=== Your task ===
Word for word, give the material below again, minus any images.

=== Data lines ===
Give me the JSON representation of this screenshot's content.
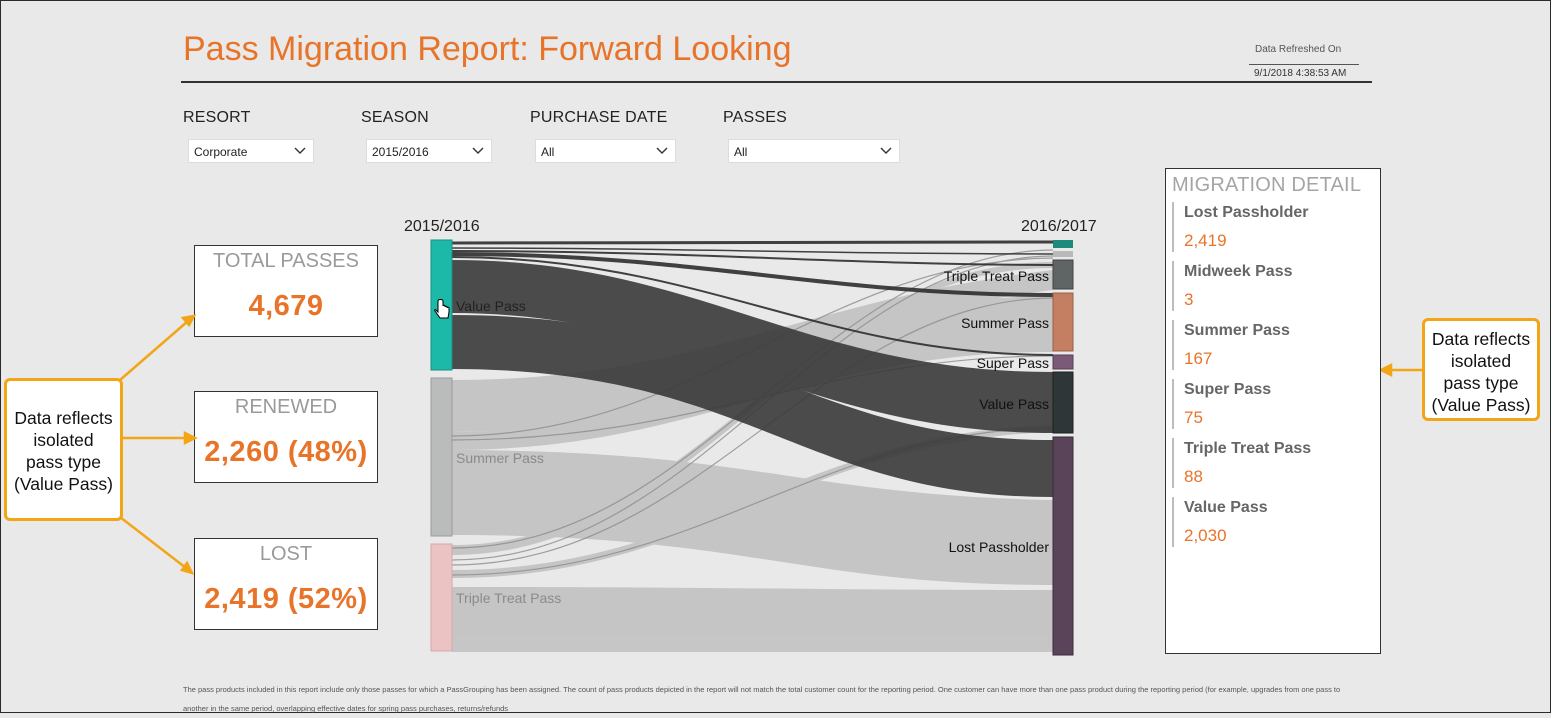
{
  "header": {
    "title": "Pass Migration Report: Forward Looking",
    "refresh_label": "Data Refreshed On",
    "refresh_value": "9/1/2018 4:38:53 AM"
  },
  "filters": [
    {
      "label": "RESORT",
      "value": "Corporate"
    },
    {
      "label": "SEASON",
      "value": "2015/2016"
    },
    {
      "label": "PURCHASE DATE",
      "value": "All"
    },
    {
      "label": "PASSES",
      "value": "All"
    }
  ],
  "kpis": [
    {
      "label": "TOTAL PASSES",
      "value": "4,679"
    },
    {
      "label": "RENEWED",
      "value": "2,260 (48%)"
    },
    {
      "label": "LOST",
      "value": "2,419 (52%)"
    }
  ],
  "sankey": {
    "left_header": "2015/2016",
    "right_header": "2016/2017",
    "left_nodes": [
      {
        "label": "Value Pass",
        "color": "#1cb8a8"
      },
      {
        "label": "Summer Pass",
        "color": "#b9bcbb"
      },
      {
        "label": "Triple Treat Pass",
        "color": "#ecc3c3"
      }
    ],
    "right_nodes": [
      {
        "label": "",
        "color": "#1e8a7c"
      },
      {
        "label": "",
        "color": "#b8bab9"
      },
      {
        "label": "Triple Treat Pass",
        "color": "#5e6564"
      },
      {
        "label": "Summer Pass",
        "color": "#c47f62"
      },
      {
        "label": "Super Pass",
        "color": "#7b5a79"
      },
      {
        "label": "Value Pass",
        "color": "#2f3637"
      },
      {
        "label": "Lost Passholder",
        "color": "#5a4459"
      }
    ]
  },
  "migration_detail": {
    "heading": "MIGRATION DETAIL",
    "items": [
      {
        "name": "Lost Passholder",
        "value": "2,419"
      },
      {
        "name": "Midweek Pass",
        "value": "3"
      },
      {
        "name": "Summer Pass",
        "value": "167"
      },
      {
        "name": "Super Pass",
        "value": "75"
      },
      {
        "name": "Triple Treat Pass",
        "value": "88"
      },
      {
        "name": "Value Pass",
        "value": "2,030"
      }
    ]
  },
  "callouts": {
    "left": [
      "Data reflects",
      "isolated",
      "pass type",
      "(Value Pass)"
    ],
    "right": [
      "Data reflects",
      "isolated",
      "pass type",
      "(Value Pass)"
    ]
  },
  "footnote": "The pass products included in this report include  only those passes for which a PassGrouping has been assigned. The count of pass products depicted in the report will not match the total customer count for the reporting period. One customer can have more than one pass product during the reporting period (for example, upgrades from one pass to another in the same period, overlapping effective dates for spring pass purchases, returns/refunds",
  "colors": {
    "accent": "#e8742a",
    "callout_border": "#f2a516"
  }
}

=== Response to this exercise ===
Give me the JSON representation of this screenshot's content.
{
  "header": {
    "title": "Pass Migration Report: Forward Looking",
    "refresh_label": "Data Refreshed On",
    "refresh_value": "9/1/2018 4:38:53 AM"
  },
  "filters": [
    {
      "label": "RESORT",
      "value": "Corporate"
    },
    {
      "label": "SEASON",
      "value": "2015/2016"
    },
    {
      "label": "PURCHASE DATE",
      "value": "All"
    },
    {
      "label": "PASSES",
      "value": "All"
    }
  ],
  "kpis": [
    {
      "label": "TOTAL PASSES",
      "value": "4,679"
    },
    {
      "label": "RENEWED",
      "value": "2,260 (48%)"
    },
    {
      "label": "LOST",
      "value": "2,419 (52%)"
    }
  ],
  "sankey": {
    "left_header": "2015/2016",
    "right_header": "2016/2017",
    "left_nodes": [
      {
        "label": "Value Pass",
        "color": "#1cb8a8"
      },
      {
        "label": "Summer Pass",
        "color": "#b9bcbb"
      },
      {
        "label": "Triple Treat Pass",
        "color": "#ecc3c3"
      }
    ],
    "right_nodes": [
      {
        "label": "",
        "color": "#1e8a7c"
      },
      {
        "label": "",
        "color": "#b8bab9"
      },
      {
        "label": "Triple Treat Pass",
        "color": "#5e6564"
      },
      {
        "label": "Summer Pass",
        "color": "#c47f62"
      },
      {
        "label": "Super Pass",
        "color": "#7b5a79"
      },
      {
        "label": "Value Pass",
        "color": "#2f3637"
      },
      {
        "label": "Lost Passholder",
        "color": "#5a4459"
      }
    ]
  },
  "migration_detail": {
    "heading": "MIGRATION DETAIL",
    "items": [
      {
        "name": "Lost Passholder",
        "value": "2,419"
      },
      {
        "name": "Midweek Pass",
        "value": "3"
      },
      {
        "name": "Summer Pass",
        "value": "167"
      },
      {
        "name": "Super Pass",
        "value": "75"
      },
      {
        "name": "Triple Treat Pass",
        "value": "88"
      },
      {
        "name": "Value Pass",
        "value": "2,030"
      }
    ]
  },
  "callouts": {
    "left": [
      "Data reflects",
      "isolated",
      "pass type",
      "(Value Pass)"
    ],
    "right": [
      "Data reflects",
      "isolated",
      "pass type",
      "(Value Pass)"
    ]
  },
  "footnote": "The pass products included in this report include  only those passes for which a PassGrouping has been assigned. The count of pass products depicted in the report will not match the total customer count for the reporting period. One customer can have more than one pass product during the reporting period (for example, upgrades from one pass to another in the same period, overlapping effective dates for spring pass purchases, returns/refunds",
  "colors": {
    "accent": "#e8742a",
    "callout_border": "#f2a516"
  }
}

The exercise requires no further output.